§ **RECORDS SUPPLIED**

····················

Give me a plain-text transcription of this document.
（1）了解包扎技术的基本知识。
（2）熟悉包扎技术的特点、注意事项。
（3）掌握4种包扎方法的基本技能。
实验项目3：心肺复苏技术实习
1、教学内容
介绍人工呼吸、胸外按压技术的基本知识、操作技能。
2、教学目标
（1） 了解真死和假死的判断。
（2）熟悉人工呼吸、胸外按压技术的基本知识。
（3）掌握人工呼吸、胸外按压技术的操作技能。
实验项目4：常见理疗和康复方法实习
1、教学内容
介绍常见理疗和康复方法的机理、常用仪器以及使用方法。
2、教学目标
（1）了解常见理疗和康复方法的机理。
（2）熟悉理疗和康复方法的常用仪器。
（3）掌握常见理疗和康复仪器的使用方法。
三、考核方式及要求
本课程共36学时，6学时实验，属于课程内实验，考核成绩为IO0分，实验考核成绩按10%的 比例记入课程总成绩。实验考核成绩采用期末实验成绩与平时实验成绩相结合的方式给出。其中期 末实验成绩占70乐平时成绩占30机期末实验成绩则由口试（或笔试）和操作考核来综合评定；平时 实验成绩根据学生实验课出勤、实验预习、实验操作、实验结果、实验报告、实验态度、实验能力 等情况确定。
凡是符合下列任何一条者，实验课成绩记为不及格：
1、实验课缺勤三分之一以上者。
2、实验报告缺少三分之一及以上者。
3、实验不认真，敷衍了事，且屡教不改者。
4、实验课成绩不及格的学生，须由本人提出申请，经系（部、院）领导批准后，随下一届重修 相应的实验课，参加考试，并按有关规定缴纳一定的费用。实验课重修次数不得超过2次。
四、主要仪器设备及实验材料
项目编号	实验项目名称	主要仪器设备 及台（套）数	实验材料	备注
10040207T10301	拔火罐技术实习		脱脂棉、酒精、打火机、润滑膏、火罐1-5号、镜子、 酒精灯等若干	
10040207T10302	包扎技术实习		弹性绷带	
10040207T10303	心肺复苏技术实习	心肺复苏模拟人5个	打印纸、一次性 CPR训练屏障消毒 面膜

····················

§ **STATED TASK**
Write out the listing once more, matching it exactly.

§ **RESULT OF THE TASK**
Give me a plain-text transcription of this document.
（1）了解包扎技术的基本知识。
（2）熟悉包扎技术的特点、注意事项。
（3）掌握4种包扎方法的基本技能。
实验项目3：心肺复苏技术实习
1、教学内容
介绍人工呼吸、胸外按压技术的基本知识、操作技能。
2、教学目标
（1） 了解真死和假死的判断。
（2）熟悉人工呼吸、胸外按压技术的基本知识。
（3）掌握人工呼吸、胸外按压技术的操作技能。
实验项目4：常见理疗和康复方法实习
1、教学内容
介绍常见理疗和康复方法的机理、常用仪器以及使用方法。
2、教学目标
（1）了解常见理疗和康复方法的机理。
（2）熟悉理疗和康复方法的常用仪器。
（3）掌握常见理疗和康复仪器的使用方法。
三、考核方式及要求
本课程共36学时，6学时实验，属于课程内实验，考核成绩为IO0分，实验考核成绩按10%的 比例记入课程总成绩。实验考核成绩采用期末实验成绩与平时实验成绩相结合的方式给出。其中期 末实验成绩占70乐平时成绩占30机期末实验成绩则由口试（或笔试）和操作考核来综合评定；平时 实验成绩根据学生实验课出勤、实验预习、实验操作、实验结果、实验报告、实验态度、实验能力 等情况确定。
凡是符合下列任何一条者，实验课成绩记为不及格：
1、实验课缺勤三分之一以上者。
2、实验报告缺少三分之一及以上者。
3、实验不认真，敷衍了事，且屡教不改者。
4、实验课成绩不及格的学生，须由本人提出申请，经系（部、院）领导批准后，随下一届重修 相应的实验课，参加考试，并按有关规定缴纳一定的费用。实验课重修次数不得超过2次。
四、主要仪器设备及实验材料
项目编号	实验项目名称	主要仪器设备 及台（套）数	实验材料	备注
10040207T10301	拔火罐技术实习		脱脂棉、酒精、打火机、润滑膏、火罐1-5号、镜子、 酒精灯等若干	
10040207T10302	包扎技术实习		弹性绷带	
10040207T10303	心肺复苏技术实习	心肺复苏模拟人5个	打印纸、一次性 CPR训练屏障消毒 面膜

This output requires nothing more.